* **Written task**: Output as a JSON list of strings, one per line with blank lines omitted, the lines of the records that begin with the first line and end with the line containing "window-title: 服务 bbox=[143, 61, 847, 80]".

* **Records**:

______

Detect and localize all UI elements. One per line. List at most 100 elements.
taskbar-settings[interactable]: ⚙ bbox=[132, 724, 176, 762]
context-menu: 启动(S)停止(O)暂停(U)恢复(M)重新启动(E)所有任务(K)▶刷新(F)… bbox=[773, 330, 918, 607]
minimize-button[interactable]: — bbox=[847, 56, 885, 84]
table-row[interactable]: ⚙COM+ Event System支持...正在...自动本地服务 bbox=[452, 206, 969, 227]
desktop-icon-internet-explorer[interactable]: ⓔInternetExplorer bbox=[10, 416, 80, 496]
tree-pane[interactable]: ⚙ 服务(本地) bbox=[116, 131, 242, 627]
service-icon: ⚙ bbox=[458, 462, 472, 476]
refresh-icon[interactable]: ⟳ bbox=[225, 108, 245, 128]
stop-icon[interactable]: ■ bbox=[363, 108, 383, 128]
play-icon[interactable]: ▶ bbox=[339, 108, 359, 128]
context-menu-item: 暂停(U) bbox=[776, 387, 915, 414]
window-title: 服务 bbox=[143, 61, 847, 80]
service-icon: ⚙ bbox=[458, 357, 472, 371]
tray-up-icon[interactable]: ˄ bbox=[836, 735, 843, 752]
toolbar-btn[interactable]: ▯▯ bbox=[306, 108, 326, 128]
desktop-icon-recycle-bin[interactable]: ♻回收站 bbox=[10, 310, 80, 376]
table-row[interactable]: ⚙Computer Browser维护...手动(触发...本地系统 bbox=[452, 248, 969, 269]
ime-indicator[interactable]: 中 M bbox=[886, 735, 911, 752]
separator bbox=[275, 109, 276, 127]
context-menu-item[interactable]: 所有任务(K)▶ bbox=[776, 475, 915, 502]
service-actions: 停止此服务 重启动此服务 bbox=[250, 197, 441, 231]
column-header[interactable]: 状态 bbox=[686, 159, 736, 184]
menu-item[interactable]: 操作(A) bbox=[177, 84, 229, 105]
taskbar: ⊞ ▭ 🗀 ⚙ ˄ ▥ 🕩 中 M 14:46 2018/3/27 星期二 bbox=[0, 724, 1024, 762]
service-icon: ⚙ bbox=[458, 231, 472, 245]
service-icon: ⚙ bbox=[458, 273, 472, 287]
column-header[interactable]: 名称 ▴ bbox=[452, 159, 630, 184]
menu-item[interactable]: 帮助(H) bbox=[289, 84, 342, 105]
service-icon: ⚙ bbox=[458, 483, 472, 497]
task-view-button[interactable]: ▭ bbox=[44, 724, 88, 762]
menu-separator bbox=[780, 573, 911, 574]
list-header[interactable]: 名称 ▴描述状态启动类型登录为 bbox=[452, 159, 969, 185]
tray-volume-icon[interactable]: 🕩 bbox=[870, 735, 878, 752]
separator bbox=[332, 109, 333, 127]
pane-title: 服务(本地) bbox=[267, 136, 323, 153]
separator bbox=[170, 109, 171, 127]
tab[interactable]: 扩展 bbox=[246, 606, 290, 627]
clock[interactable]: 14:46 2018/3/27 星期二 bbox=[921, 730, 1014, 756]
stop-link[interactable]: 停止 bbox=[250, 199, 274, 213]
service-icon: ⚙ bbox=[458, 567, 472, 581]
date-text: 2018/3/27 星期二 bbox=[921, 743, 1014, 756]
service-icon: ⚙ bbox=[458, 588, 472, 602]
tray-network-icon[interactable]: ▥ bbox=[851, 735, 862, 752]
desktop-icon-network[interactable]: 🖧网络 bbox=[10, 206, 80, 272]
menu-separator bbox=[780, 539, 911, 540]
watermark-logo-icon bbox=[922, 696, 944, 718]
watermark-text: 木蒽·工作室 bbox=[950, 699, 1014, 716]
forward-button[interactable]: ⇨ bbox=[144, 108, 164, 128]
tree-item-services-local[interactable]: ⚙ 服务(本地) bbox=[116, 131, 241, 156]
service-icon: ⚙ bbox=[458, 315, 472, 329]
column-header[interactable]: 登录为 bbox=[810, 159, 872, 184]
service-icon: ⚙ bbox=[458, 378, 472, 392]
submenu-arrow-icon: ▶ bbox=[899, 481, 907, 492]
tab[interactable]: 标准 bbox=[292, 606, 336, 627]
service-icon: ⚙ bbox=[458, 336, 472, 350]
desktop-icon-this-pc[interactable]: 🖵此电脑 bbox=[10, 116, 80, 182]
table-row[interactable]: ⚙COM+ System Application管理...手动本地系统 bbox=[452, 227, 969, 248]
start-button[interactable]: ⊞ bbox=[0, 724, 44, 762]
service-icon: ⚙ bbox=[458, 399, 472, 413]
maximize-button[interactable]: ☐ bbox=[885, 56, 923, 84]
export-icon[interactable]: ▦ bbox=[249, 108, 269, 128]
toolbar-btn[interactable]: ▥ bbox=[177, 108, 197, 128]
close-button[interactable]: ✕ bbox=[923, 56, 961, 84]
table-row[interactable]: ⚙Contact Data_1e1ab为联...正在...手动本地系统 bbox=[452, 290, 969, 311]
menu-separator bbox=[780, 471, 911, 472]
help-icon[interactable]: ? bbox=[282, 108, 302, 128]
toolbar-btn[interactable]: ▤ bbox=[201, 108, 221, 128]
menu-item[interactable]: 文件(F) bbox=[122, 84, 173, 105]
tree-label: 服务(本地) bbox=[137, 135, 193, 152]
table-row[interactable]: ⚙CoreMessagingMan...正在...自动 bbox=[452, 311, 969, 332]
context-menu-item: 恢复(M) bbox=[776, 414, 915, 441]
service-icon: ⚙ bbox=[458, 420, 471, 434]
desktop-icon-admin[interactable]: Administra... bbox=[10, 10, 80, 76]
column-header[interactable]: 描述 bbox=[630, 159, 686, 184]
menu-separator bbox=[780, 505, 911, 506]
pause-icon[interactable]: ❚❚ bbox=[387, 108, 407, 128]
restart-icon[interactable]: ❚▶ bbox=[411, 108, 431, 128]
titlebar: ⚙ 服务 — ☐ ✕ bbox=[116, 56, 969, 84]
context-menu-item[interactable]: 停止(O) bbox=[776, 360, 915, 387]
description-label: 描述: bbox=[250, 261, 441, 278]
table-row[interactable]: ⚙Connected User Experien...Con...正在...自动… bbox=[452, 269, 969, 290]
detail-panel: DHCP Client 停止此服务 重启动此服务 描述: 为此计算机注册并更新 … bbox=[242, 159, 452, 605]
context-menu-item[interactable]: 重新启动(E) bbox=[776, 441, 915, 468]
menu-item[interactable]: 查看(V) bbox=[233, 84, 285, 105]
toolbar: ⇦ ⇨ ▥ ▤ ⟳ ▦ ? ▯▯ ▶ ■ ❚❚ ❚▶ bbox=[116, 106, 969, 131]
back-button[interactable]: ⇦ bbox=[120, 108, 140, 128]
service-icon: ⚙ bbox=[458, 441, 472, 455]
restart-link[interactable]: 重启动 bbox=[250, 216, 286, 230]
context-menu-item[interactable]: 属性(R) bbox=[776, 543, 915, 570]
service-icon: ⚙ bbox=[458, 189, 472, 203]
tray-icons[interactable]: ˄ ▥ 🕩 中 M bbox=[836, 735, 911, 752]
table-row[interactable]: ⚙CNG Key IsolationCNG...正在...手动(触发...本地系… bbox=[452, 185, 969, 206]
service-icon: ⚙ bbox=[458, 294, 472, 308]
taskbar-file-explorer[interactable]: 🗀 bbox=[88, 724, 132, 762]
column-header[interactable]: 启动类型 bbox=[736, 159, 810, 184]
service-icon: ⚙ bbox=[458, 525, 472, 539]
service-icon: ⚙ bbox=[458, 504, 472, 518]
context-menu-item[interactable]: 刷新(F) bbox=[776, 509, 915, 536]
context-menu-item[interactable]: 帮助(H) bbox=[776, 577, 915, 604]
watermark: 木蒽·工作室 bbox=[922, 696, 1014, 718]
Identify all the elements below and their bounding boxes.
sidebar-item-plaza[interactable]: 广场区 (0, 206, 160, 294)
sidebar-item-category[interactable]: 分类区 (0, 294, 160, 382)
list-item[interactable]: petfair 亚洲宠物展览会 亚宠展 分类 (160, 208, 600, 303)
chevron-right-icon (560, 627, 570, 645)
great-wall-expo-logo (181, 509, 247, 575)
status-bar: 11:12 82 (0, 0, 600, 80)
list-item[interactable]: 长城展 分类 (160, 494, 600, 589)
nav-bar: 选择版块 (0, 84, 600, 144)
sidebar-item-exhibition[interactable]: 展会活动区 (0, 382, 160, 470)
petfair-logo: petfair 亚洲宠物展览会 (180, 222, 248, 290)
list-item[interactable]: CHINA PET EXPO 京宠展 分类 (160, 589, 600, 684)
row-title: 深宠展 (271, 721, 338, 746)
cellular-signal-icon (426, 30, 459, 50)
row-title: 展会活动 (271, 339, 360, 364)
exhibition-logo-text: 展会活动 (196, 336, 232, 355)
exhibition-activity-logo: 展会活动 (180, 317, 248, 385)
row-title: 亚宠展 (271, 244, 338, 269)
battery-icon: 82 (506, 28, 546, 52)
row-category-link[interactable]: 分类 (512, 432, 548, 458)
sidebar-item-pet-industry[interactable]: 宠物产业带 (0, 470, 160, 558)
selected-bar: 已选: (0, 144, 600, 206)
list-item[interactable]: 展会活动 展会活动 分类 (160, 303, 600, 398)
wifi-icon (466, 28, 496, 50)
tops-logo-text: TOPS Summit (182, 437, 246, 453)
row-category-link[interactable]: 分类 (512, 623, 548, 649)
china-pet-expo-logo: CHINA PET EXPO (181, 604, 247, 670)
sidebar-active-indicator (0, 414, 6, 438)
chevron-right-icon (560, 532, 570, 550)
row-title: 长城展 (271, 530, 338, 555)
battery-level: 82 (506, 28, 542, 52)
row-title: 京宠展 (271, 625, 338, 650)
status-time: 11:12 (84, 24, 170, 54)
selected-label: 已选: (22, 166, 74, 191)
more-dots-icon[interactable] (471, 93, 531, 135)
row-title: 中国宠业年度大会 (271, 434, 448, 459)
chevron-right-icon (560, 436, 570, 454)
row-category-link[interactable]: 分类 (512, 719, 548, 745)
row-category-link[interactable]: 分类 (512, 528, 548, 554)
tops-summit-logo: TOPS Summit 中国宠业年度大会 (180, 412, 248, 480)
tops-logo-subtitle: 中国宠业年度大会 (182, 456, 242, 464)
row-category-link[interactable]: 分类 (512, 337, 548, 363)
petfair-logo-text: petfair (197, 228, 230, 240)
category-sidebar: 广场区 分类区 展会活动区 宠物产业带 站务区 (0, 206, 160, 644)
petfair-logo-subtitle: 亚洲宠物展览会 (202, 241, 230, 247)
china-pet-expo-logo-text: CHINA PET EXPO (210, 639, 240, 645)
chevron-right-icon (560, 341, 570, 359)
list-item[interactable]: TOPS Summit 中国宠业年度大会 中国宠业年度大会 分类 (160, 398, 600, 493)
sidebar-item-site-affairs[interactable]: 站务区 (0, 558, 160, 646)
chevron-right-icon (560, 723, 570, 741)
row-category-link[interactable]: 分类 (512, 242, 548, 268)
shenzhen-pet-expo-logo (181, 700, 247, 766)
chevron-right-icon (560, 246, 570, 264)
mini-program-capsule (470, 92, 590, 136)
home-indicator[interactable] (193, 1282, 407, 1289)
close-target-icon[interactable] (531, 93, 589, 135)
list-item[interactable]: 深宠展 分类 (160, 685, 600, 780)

______

* **Response to this exercise**:
[
  "Detect and localize all UI elements. One per line. List at most 100 elements.",
  "taskbar-settings[interactable]: ⚙ bbox=[132, 724, 176, 762]",
  "context-menu: 启动(S)停止(O)暂停(U)恢复(M)重新启动(E)所有任务(K)▶刷新(F)… bbox=[773, 330, 918, 607]",
  "minimize-button[interactable]: — bbox=[847, 56, 885, 84]",
  "table-row[interactable]: ⚙COM+ Event System支持...正在...自动本地服务 bbox=[452, 206, 969, 227]",
  "desktop-icon-internet-explorer[interactable]: ⓔInternetExplorer bbox=[10, 416, 80, 496]",
  "tree-pane[interactable]: ⚙ 服务(本地) bbox=[116, 131, 242, 627]",
  "service-icon: ⚙ bbox=[458, 462, 472, 476]",
  "refresh-icon[interactable]: ⟳ bbox=[225, 108, 245, 128]",
  "stop-icon[interactable]: ■ bbox=[363, 108, 383, 128]",
  "play-icon[interactable]: ▶ bbox=[339, 108, 359, 128]",
  "context-menu-item: 暂停(U) bbox=[776, 387, 915, 414]",
  "window-title: 服务 bbox=[143, 61, 847, 80]"
]